— Begin —

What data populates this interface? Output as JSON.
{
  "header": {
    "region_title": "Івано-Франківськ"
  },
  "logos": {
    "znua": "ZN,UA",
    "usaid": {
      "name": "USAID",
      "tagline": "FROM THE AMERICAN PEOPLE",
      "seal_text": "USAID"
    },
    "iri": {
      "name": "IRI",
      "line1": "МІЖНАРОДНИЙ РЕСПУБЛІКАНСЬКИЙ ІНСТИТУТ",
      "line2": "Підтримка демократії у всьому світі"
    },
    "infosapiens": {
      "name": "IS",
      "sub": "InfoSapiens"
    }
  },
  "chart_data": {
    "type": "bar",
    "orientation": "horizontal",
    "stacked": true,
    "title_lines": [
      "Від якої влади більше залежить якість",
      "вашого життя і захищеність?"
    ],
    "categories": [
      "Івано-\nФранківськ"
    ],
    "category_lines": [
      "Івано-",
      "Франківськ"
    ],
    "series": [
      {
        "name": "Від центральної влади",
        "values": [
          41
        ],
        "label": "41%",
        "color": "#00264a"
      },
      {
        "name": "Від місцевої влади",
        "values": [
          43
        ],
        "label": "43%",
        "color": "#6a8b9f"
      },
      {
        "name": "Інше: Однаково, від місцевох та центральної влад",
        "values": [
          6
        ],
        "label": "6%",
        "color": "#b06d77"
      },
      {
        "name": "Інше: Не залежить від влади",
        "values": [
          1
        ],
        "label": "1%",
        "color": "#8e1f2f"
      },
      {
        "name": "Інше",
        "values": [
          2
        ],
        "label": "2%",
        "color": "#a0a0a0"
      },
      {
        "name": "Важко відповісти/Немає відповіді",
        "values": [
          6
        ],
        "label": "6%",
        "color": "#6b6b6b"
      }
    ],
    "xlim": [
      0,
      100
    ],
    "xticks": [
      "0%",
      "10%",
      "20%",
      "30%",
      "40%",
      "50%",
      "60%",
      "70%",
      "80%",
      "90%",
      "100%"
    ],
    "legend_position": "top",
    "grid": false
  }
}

— End —

▸ What you will do: Write out every record shown above, word for word.

▸ Task answer:
What data populates this interface? Output as JSON.
{
  "header": {
    "region_title": "Івано-Франківськ"
  },
  "logos": {
    "znua": "ZN,UA",
    "usaid": {
      "name": "USAID",
      "tagline": "FROM THE AMERICAN PEOPLE",
      "seal_text": "USAID"
    },
    "iri": {
      "name": "IRI",
      "line1": "МІЖНАРОДНИЙ РЕСПУБЛІКАНСЬКИЙ ІНСТИТУТ",
      "line2": "Підтримка демократії у всьому світі"
    },
    "infosapiens": {
      "name": "IS",
      "sub": "InfoSapiens"
    }
  },
  "chart_data": {
    "type": "bar",
    "orientation": "horizontal",
    "stacked": true,
    "title_lines": [
      "Від якої влади більше залежить якість",
      "вашого життя і захищеність?"
    ],
    "categories": [
      "Івано-\nФранківськ"
    ],
    "category_lines": [
      "Івано-",
      "Франківськ"
    ],
    "series": [
      {
        "name": "Від центральної влади",
        "values": [
          41
        ],
        "label": "41%",
        "color": "#00264a"
      },
      {
        "name": "Від місцевої влади",
        "values": [
          43
        ],
        "label": "43%",
        "color": "#6a8b9f"
      },
      {
        "name": "Інше: Однаково, від місцевох та центральної влад",
        "values": [
          6
        ],
        "label": "6%",
        "color": "#b06d77"
      },
      {
        "name": "Інше: Не залежить від влади",
        "values": [
          1
        ],
        "label": "1%",
        "color": "#8e1f2f"
      },
      {
        "name": "Інше",
        "values": [
          2
        ],
        "label": "2%",
        "color": "#a0a0a0"
      },
      {
        "name": "Важко відповісти/Немає відповіді",
        "values": [
          6
        ],
        "label": "6%",
        "color": "#6b6b6b"
      }
    ],
    "xlim": [
      0,
      100
    ],
    "xticks": [
      "0%",
      "10%",
      "20%",
      "30%",
      "40%",
      "50%",
      "60%",
      "70%",
      "80%",
      "90%",
      "100%"
    ],
    "legend_position": "top",
    "grid": false
  }
}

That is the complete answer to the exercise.